GOAL ▸ Return, unchanged, the stretch of lines in the items below from the line containing "- best-fit-label: Best fit:: [78, 484, 138, 501]" through the line containing "- headset-icon: [80, 315, 118, 353]", including both of those lines.

RECORDS SUPPLIED ▸

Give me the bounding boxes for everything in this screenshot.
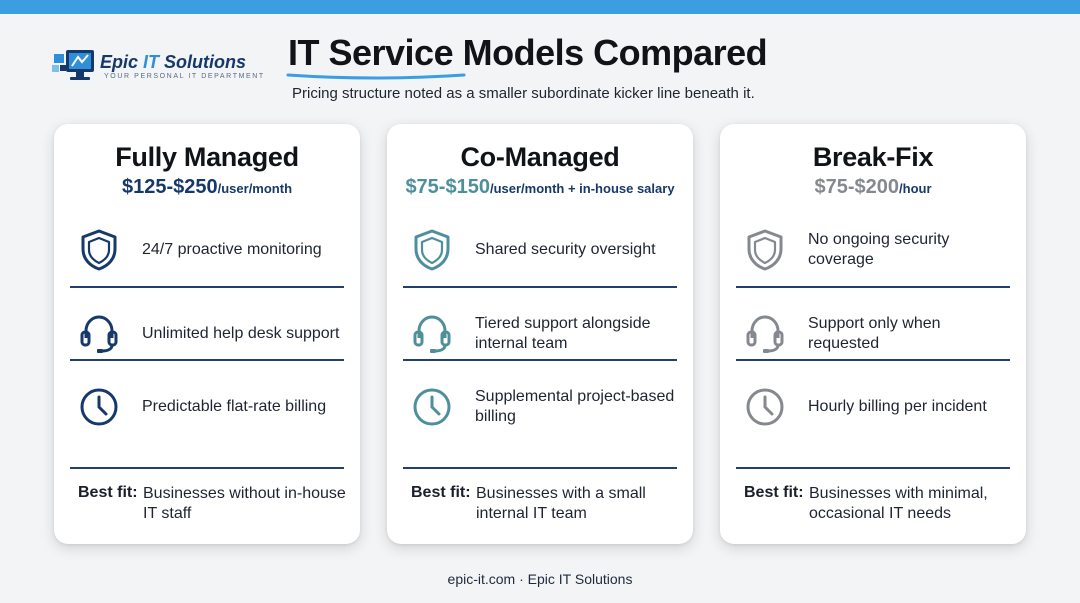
- best-fit-label: Best fit:: [78, 484, 138, 501]
- card-co-managed: Co-Managed $75-$150/user/month + in-hous…: [387, 124, 693, 544]
- best-fit-text: Businesses without in-house IT staff: [143, 485, 346, 522]
- footer-text[interactable]: epic-it.com · Epic IT Solutions: [447, 571, 633, 587]
- shield-icon: [747, 229, 783, 271]
- price-amount: $75-$200: [814, 176, 900, 198]
- price-amount: $75-$150: [405, 176, 490, 198]
- feature-item: Predictable flat-rate billing: [70, 371, 344, 443]
- feature-item: Shared security oversight: [403, 214, 677, 286]
- price-amount: $125-$250: [121, 176, 218, 198]
- divider: [403, 286, 677, 288]
- best-fit: Best fit: Businesses with minimal, occas…: [744, 482, 1014, 526]
- divider: [736, 467, 1010, 469]
- card-break-fix: Break-Fix $75-$200/hour No ongoing secur…: [720, 124, 1026, 544]
- logo-tagline: YOUR PERSONAL IT DEPARTMENT: [104, 73, 265, 80]
- logo-name: Epic IT Solutions: [100, 52, 247, 72]
- divider: [403, 359, 677, 361]
- best-fit: Best fit: Businesses with a small intern…: [411, 482, 681, 526]
- clock-icon: [413, 388, 451, 426]
- feature-item: Tiered support alongside internal team: [403, 298, 677, 370]
- best-fit: Best fit: Businesses without in-house IT…: [78, 482, 348, 526]
- card-price: $125-$250/user/month: [54, 176, 360, 199]
- feature-item: No ongoing security coverage: [736, 214, 1010, 286]
- company-logo[interactable]: Epic IT Solutions YOUR PERSONAL IT DEPAR…: [52, 46, 265, 86]
- feature-text: Predictable flat-rate billing: [142, 398, 327, 415]
- price-unit: /user/month: [217, 181, 293, 196]
- shield-icon: [81, 229, 117, 271]
- best-fit-label: Best fit:: [744, 484, 804, 501]
- clock-icon: [80, 388, 118, 426]
- divider: [70, 359, 344, 361]
- feature-text: Shared security oversight: [475, 241, 656, 258]
- feature-text: Hourly billing per incident: [808, 398, 987, 415]
- divider: [403, 467, 677, 469]
- best-fit-text: Businesses with minimal, occasional IT n…: [809, 485, 988, 522]
- card-title: Fully Managed: [115, 142, 299, 172]
- monitor-logo-icon: [52, 50, 94, 80]
- card-fully-managed: Fully Managed $125-$250/user/month 24/7 …: [54, 124, 360, 544]
- feature-text: Tiered support alongside internal team: [475, 315, 651, 352]
- feature-text: Unlimited help desk support: [142, 325, 340, 342]
- headset-icon: [80, 315, 118, 353]
- price-unit: /hour: [899, 181, 932, 196]
- card-price: $75-$200/hour: [720, 176, 1026, 199]
- divider: [736, 359, 1010, 361]
- shield-icon: [414, 229, 450, 271]
- page-subtitle: Pricing structure noted as a smaller sub…: [292, 85, 755, 102]
- card-price: $75-$150/user/month + in-house salary: [387, 176, 693, 199]
- title-underline-swoosh: [286, 73, 466, 80]
- feature-item: Support only when requested: [736, 298, 1010, 370]
- clock-icon: [746, 388, 784, 426]
- feature-item: Hourly billing per incident: [736, 371, 1010, 443]
- top-accent-bar: [0, 0, 1080, 14]
- page-title: IT Service Models Compared: [288, 32, 768, 73]
- feature-text: No ongoing security coverage: [808, 231, 950, 268]
- feature-item: 24/7 proactive monitoring: [70, 214, 344, 286]
- headset-icon: [413, 315, 451, 353]
- card-title: Break-Fix: [812, 142, 934, 172]
- feature-text: Supplemental project-based billing: [475, 388, 675, 425]
- divider: [70, 467, 344, 469]
- feature-text: 24/7 proactive monitoring: [142, 241, 322, 258]
- divider: [736, 286, 1010, 288]
- divider: [70, 286, 344, 288]
- best-fit-text: Businesses with a small internal IT team: [476, 485, 646, 522]
- best-fit-label: Best fit:: [411, 484, 471, 501]
- feature-item: Supplemental project-based billing: [403, 371, 677, 443]
- feature-item: Unlimited help desk support: [70, 298, 344, 370]
- price-unit: /user/month + in-house salary: [489, 181, 675, 196]
- feature-text: Support only when requested: [808, 315, 941, 352]
- card-title: Co-Managed: [460, 142, 620, 172]
- headset-icon: [746, 315, 784, 353]
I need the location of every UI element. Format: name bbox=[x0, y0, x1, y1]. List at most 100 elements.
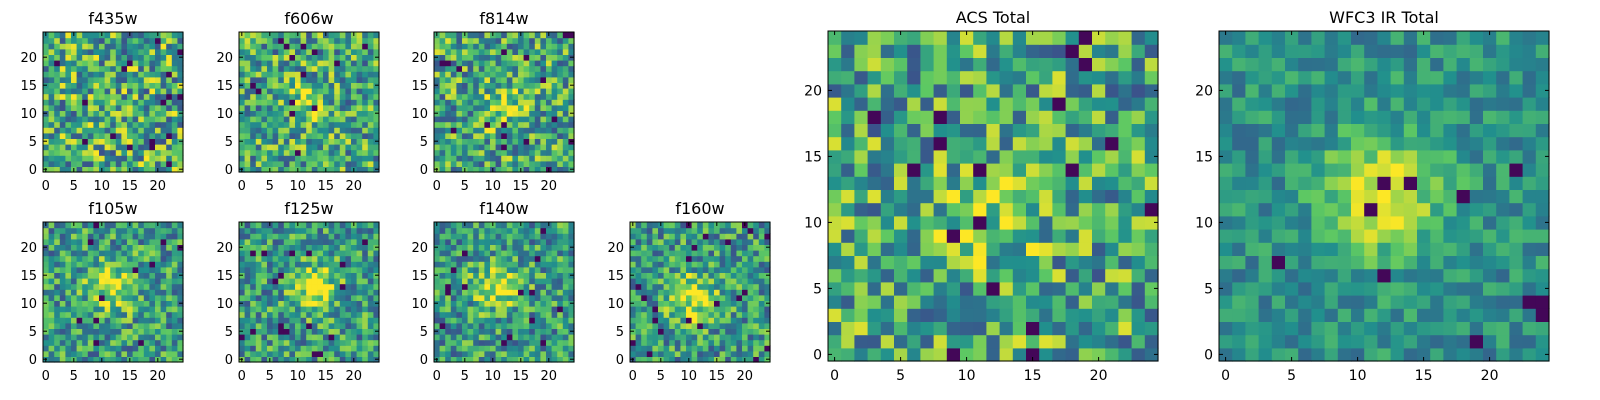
heatmap-cell bbox=[434, 255, 441, 262]
heatmap-cell bbox=[76, 356, 83, 363]
heatmap-cell bbox=[697, 278, 704, 285]
heatmap-cell bbox=[295, 54, 302, 61]
heatmap-cell bbox=[512, 300, 519, 307]
heatmap-cell bbox=[506, 339, 513, 346]
heatmap-cell bbox=[658, 317, 665, 324]
heatmap-cell bbox=[295, 261, 302, 268]
heatmap-cell bbox=[753, 238, 760, 245]
heatmap-cell bbox=[76, 132, 83, 139]
heatmap-cell bbox=[261, 88, 268, 95]
heatmap-cell bbox=[764, 278, 771, 285]
heatmap-cell bbox=[244, 88, 251, 95]
heatmap-cell bbox=[155, 155, 162, 162]
heatmap-cell bbox=[495, 227, 502, 234]
heatmap-cell bbox=[484, 255, 491, 262]
heatmap-cell bbox=[267, 65, 274, 72]
heatmap-cell bbox=[244, 294, 251, 301]
heatmap-cell bbox=[373, 121, 380, 128]
heatmap-cell bbox=[490, 306, 497, 313]
heatmap-cell bbox=[306, 138, 313, 145]
heatmap-cell bbox=[1078, 176, 1093, 190]
heatmap-cell bbox=[289, 121, 296, 128]
heatmap-cell bbox=[635, 300, 642, 307]
heatmap-cell bbox=[758, 306, 765, 313]
heatmap-cell bbox=[76, 110, 83, 117]
heatmap-cell bbox=[283, 132, 290, 139]
heatmap-cell bbox=[501, 227, 508, 234]
heatmap-cell bbox=[439, 37, 446, 44]
heatmap-cell bbox=[501, 306, 508, 313]
heatmap-cell bbox=[495, 294, 502, 301]
heatmap-cell bbox=[518, 317, 525, 324]
heatmap-cell bbox=[753, 356, 760, 363]
heatmap-cell bbox=[104, 328, 111, 335]
heatmap-cell bbox=[328, 261, 335, 268]
heatmap-cell bbox=[71, 334, 78, 341]
heatmap-cell bbox=[1118, 295, 1133, 309]
heatmap-cell bbox=[867, 295, 882, 309]
heatmap-cell bbox=[1026, 281, 1040, 296]
heatmap-cell bbox=[669, 289, 676, 296]
heatmap-cell bbox=[323, 54, 330, 61]
heatmap-cell bbox=[104, 116, 111, 123]
heatmap-cell bbox=[1105, 176, 1119, 190]
heatmap-cell bbox=[177, 32, 184, 39]
heatmap-cell bbox=[557, 149, 564, 156]
heatmap-cell bbox=[166, 32, 173, 39]
heatmap-cell bbox=[557, 306, 564, 313]
heatmap-cell bbox=[506, 328, 513, 335]
heatmap-cell bbox=[351, 250, 358, 257]
heatmap-cell bbox=[1118, 189, 1133, 204]
heatmap-cell bbox=[702, 317, 709, 324]
heatmap-grid-f814w bbox=[434, 32, 575, 173]
heatmap-cell bbox=[478, 166, 485, 173]
heatmap-cell bbox=[867, 163, 882, 177]
heatmap-cell bbox=[295, 266, 302, 273]
heatmap-cell bbox=[719, 356, 726, 363]
heatmap-cell bbox=[272, 149, 279, 156]
heatmap-cell bbox=[339, 60, 346, 67]
heatmap-cell bbox=[121, 132, 128, 139]
heatmap-cell bbox=[551, 289, 558, 296]
heatmap-cell bbox=[255, 60, 262, 67]
heatmap-cell bbox=[691, 272, 698, 279]
heatmap-cell bbox=[484, 93, 491, 100]
heatmap-cell bbox=[71, 238, 78, 245]
heatmap-cell bbox=[244, 227, 251, 234]
heatmap-cell bbox=[568, 60, 575, 67]
heatmap-cell bbox=[289, 116, 296, 123]
heatmap-cell bbox=[177, 306, 184, 313]
heatmap-cell bbox=[697, 317, 704, 324]
heatmap-cell bbox=[557, 132, 564, 139]
heatmap-cell bbox=[467, 250, 474, 257]
heatmap-cell bbox=[76, 328, 83, 335]
heatmap-cell bbox=[160, 222, 167, 229]
heatmap-cell bbox=[250, 244, 257, 251]
heatmap-cell bbox=[250, 43, 257, 50]
heatmap-cell bbox=[546, 289, 553, 296]
heatmap-cell bbox=[680, 255, 687, 262]
heatmap-cell bbox=[529, 166, 536, 173]
heatmap-cell bbox=[373, 149, 380, 156]
heatmap-cell bbox=[551, 93, 558, 100]
heatmap-cell bbox=[289, 155, 296, 162]
heatmap-cell bbox=[339, 71, 346, 78]
heatmap-cell bbox=[323, 322, 330, 329]
heatmap-cell bbox=[462, 60, 469, 67]
heatmap-cell bbox=[311, 127, 318, 134]
heatmap-cell bbox=[177, 88, 184, 95]
heatmap-cell bbox=[166, 82, 173, 89]
heatmap-cell bbox=[99, 283, 106, 290]
heatmap-cell bbox=[272, 127, 279, 134]
heatmap-cell bbox=[59, 65, 66, 72]
heatmap-cell bbox=[490, 261, 497, 268]
heatmap-cell bbox=[551, 339, 558, 346]
heatmap-cell bbox=[127, 37, 134, 44]
heatmap-cell bbox=[439, 93, 446, 100]
heatmap-cell bbox=[747, 227, 754, 234]
heatmap-cell bbox=[261, 261, 268, 268]
heatmap-cell bbox=[730, 238, 737, 245]
heatmap-cell bbox=[334, 294, 341, 301]
heatmap-cell bbox=[328, 32, 335, 39]
heatmap-cell bbox=[272, 54, 279, 61]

EXERCISE OUTPUT ▸
- best-fit-label: Best fit:: [78, 484, 138, 501]
- card-co-managed: Co-Managed $75-$150/user/month + in-hous…: [387, 124, 693, 544]
- best-fit-text: Businesses without in-house IT staff: [143, 485, 346, 522]
- footer-text[interactable]: epic-it.com · Epic IT Solutions: [447, 571, 633, 587]
- shield-icon: [747, 229, 783, 271]
- price-amount: $75-$200: [814, 176, 900, 198]
- price-amount: $75-$150: [405, 176, 490, 198]
- feature-item: Predictable flat-rate billing: [70, 371, 344, 443]
- feature-item: Shared security oversight: [403, 214, 677, 286]
- price-amount: $125-$250: [121, 176, 218, 198]
- divider: [403, 286, 677, 288]
- best-fit: Best fit: Businesses with minimal, occas…: [744, 482, 1014, 526]
- divider: [736, 467, 1010, 469]
- card-break-fix: Break-Fix $75-$200/hour No ongoing secur…: [720, 124, 1026, 544]
- logo-tagline: YOUR PERSONAL IT DEPARTMENT: [104, 73, 265, 80]
- logo-name: Epic IT Solutions: [100, 52, 247, 72]
- divider: [403, 359, 677, 361]
- best-fit: Best fit: Businesses with a small intern…: [411, 482, 681, 526]
- clock-icon: [413, 388, 451, 426]
- feature-item: Tiered support alongside internal team: [403, 298, 677, 370]
- best-fit: Best fit: Businesses without in-house IT…: [78, 482, 348, 526]
- card-price: $125-$250/user/month: [54, 176, 360, 199]
- feature-item: No ongoing security coverage: [736, 214, 1010, 286]
- company-logo[interactable]: Epic IT Solutions YOUR PERSONAL IT DEPAR…: [52, 46, 265, 86]
- feature-text: Predictable flat-rate billing: [142, 398, 327, 415]
- price-unit: /user/month: [217, 181, 293, 196]
- shield-icon: [81, 229, 117, 271]
- best-fit-label: Best fit:: [744, 484, 804, 501]
- clock-icon: [80, 388, 118, 426]
- divider: [70, 359, 344, 361]
- feature-text: Shared security oversight: [475, 241, 656, 258]
- feature-text: Hourly billing per incident: [808, 398, 987, 415]
- divider: [403, 467, 677, 469]
- best-fit-text: Businesses with minimal, occasional IT n…: [809, 485, 988, 522]
- card-title: Fully Managed: [115, 142, 299, 172]
- monitor-logo-icon: [52, 50, 94, 80]
- card-fully-managed: Fully Managed $125-$250/user/month 24/7 …: [54, 124, 360, 544]
- feature-text: Tiered support alongside internal team: [475, 315, 651, 352]
- feature-text: Unlimited help desk support: [142, 325, 340, 342]
- headset-icon: [80, 315, 118, 353]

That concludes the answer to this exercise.